### SET EXERCISE
Write out the material again word for word, dropping any images it holds.

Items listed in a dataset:
----------

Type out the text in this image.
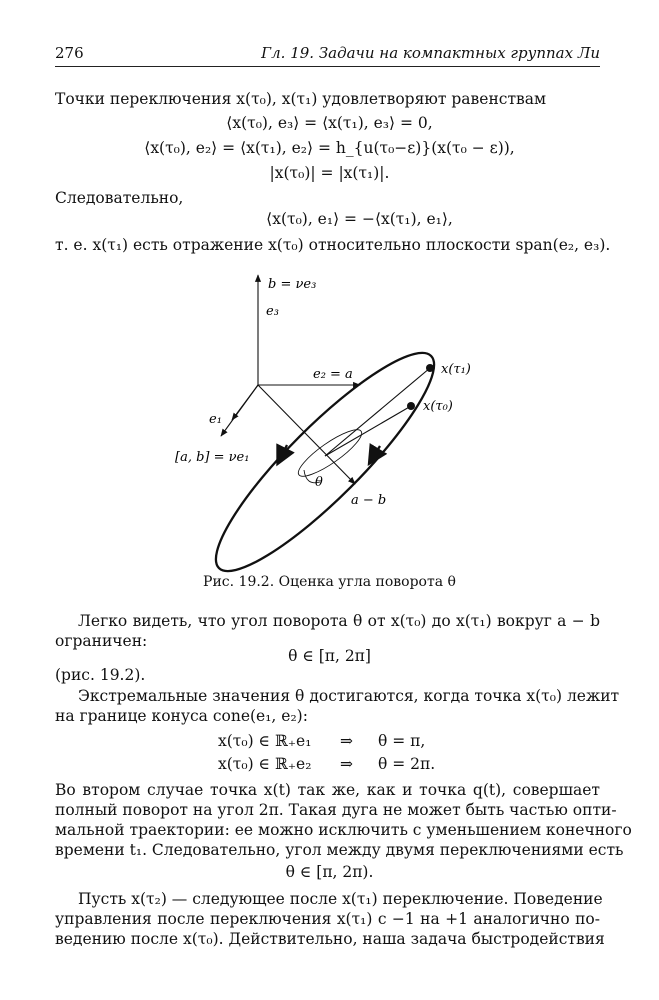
276	Гл. 19. Задачи на компактных группах Ли
Точки переключения x(τ₀), x(τ₁) удовлетворяют равенствам
⟨x(τ₀), e₃⟩ = ⟨x(τ₁), e₃⟩ = 0,
⟨x(τ₀), e₂⟩ = ⟨x(τ₁), e₂⟩ = h_{u(τ₀−ε)}(x(τ₀ − ε)),
|x(τ₀)| = |x(τ₁)|.
Следовательно,
⟨x(τ₀), e₁⟩ = −⟨x(τ₁), e₁⟩,
т. е. x(τ₁) есть отражение x(τ₀) относительно плоскости span(e₂, e₃).
b = νe₃
e₃
e₂ = a
e₁
[a, b] = νe₁
x(τ₁)
x(τ₀)
θ
a − b
Рис. 19.2. Оценка угла поворота θ
Легко видеть, что угол поворота θ от x(τ₀) до x(τ₁) вокруг a − b
ограничен:
θ ∈ [π, 2π]
(рис. 19.2).
Экстремальные значения θ достигаются, когда точка x(τ₀) лежит
на границе конуса cone(e₁, e₂):
x(τ₀) ∈ ℝ₊e₁ ⇒ θ = π,
x(τ₀) ∈ ℝ₊e₂ ⇒ θ = 2π.
Во втором случае точка x(t) так же, как и точка q(t), совершает
полный поворот на угол 2π. Такая дуга не может быть частью опти-
мальной траектории: ее можно исключить с уменьшением конечного
времени t₁. Следовательно, угол между двумя переключениями есть
θ ∈ [π, 2π).
Пусть x(τ₂) — следующее после x(τ₁) переключение. Поведение
управления после переключения x(τ₁) с −1 на +1 аналогично по-
ведению после x(τ₀). Действительно, наша задача быстродействия
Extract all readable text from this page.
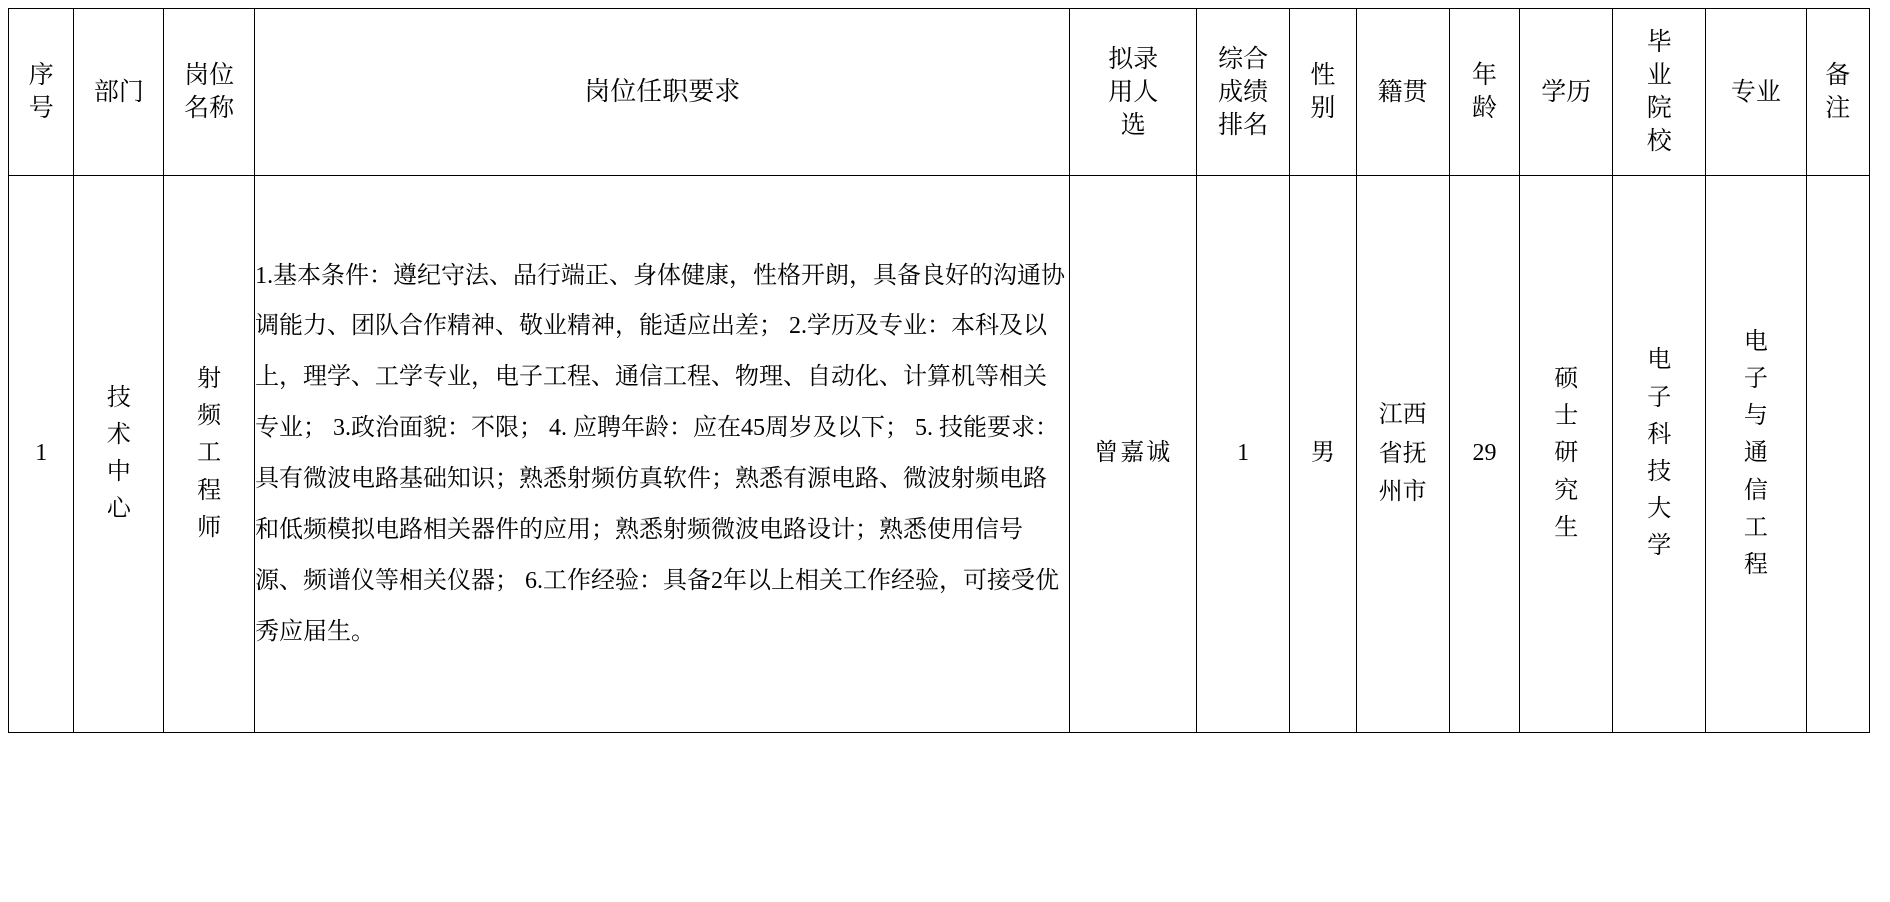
序号	部门	岗位名称	岗位任职要求	拟录用人选	综合成绩排名	性别	籍贯	年龄	学历	毕业院校	专业	备注

1	技术中心	射频工程师	1.基本条件：遵纪守法、品行端正、身体健康，性格开朗，具备良好的沟通协调能力、团队合作精神、敬业精神，能适应出差； 2.学历及专业：本科及以上，理学、工学专业，电子工程、通信工程、物理、自动化、计算机等相关专业； 3.政治面貌：不限； 4. 应聘年龄：应在45周岁及以下； 5. 技能要求：具有微波电路基础知识；熟悉射频仿真软件；熟悉有源电路、微波射频电路和低频模拟电路相关器件的应用；熟悉射频微波电路设计；熟悉使用信号源、频谱仪等相关仪器； 6.工作经验：具备2年以上相关工作经验，可接受优秀应届生。	曾嘉诚	1	男	江西省抚州市	29	硕士研究生	电子科技大学	电子与通信工程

----------

### COMPLETE RESPONSE
Type out the text in this image.
276	Гл. 19. Задачи на компактных группах Ли
Точки переключения x(τ₀), x(τ₁) удовлетворяют равенствам
⟨x(τ₀), e₃⟩ = ⟨x(τ₁), e₃⟩ = 0,
⟨x(τ₀), e₂⟩ = ⟨x(τ₁), e₂⟩ = h_{u(τ₀−ε)}(x(τ₀ − ε)),
|x(τ₀)| = |x(τ₁)|.
Следовательно,
⟨x(τ₀), e₁⟩ = −⟨x(τ₁), e₁⟩,
т. е. x(τ₁) есть отражение x(τ₀) относительно плоскости span(e₂, e₃).
b = νe₃
e₃
e₂ = a
e₁
[a, b] = νe₁
x(τ₁)
x(τ₀)
θ
a − b
Рис. 19.2. Оценка угла поворота θ
Легко видеть, что угол поворота θ от x(τ₀) до x(τ₁) вокруг a − b
ограничен:
θ ∈ [π, 2π]
(рис. 19.2).
Экстремальные значения θ достигаются, когда точка x(τ₀) лежит
на границе конуса cone(e₁, e₂):
x(τ₀) ∈ ℝ₊e₁ ⇒ θ = π,
x(τ₀) ∈ ℝ₊e₂ ⇒ θ = 2π.
Во втором случае точка x(t) так же, как и точка q(t), совершает
полный поворот на угол 2π. Такая дуга не может быть частью опти-
мальной траектории: ее можно исключить с уменьшением конечного
времени t₁. Следовательно, угол между двумя переключениями есть
θ ∈ [π, 2π).
Пусть x(τ₂) — следующее после x(τ₁) переключение. Поведение
управления после переключения x(τ₁) с −1 на +1 аналогично по-
ведению после x(τ₀). Действительно, наша задача быстродействия
Extract all readable text from this page.
序号	部门	岗位名称	岗位任职要求	拟录用人选	综合成绩排名	性别	籍贯	年龄	学历	毕业院校	专业	备注

1	技术中心	射频工程师	1.基本条件：遵纪守法、品行端正、身体健康，性格开朗，具备良好的沟通协调能力、团队合作精神、敬业精神，能适应出差； 2.学历及专业：本科及以上，理学、工学专业，电子工程、通信工程、物理、自动化、计算机等相关专业； 3.政治面貌：不限； 4. 应聘年龄：应在45周岁及以下； 5. 技能要求：具有微波电路基础知识；熟悉射频仿真软件；熟悉有源电路、微波射频电路和低频模拟电路相关器件的应用；熟悉射频微波电路设计；熟悉使用信号源、频谱仪等相关仪器； 6.工作经验：具备2年以上相关工作经验，可接受优秀应届生。	曾嘉诚	1	男	江西省抚州市	29	硕士研究生	电子科技大学	电子与通信工程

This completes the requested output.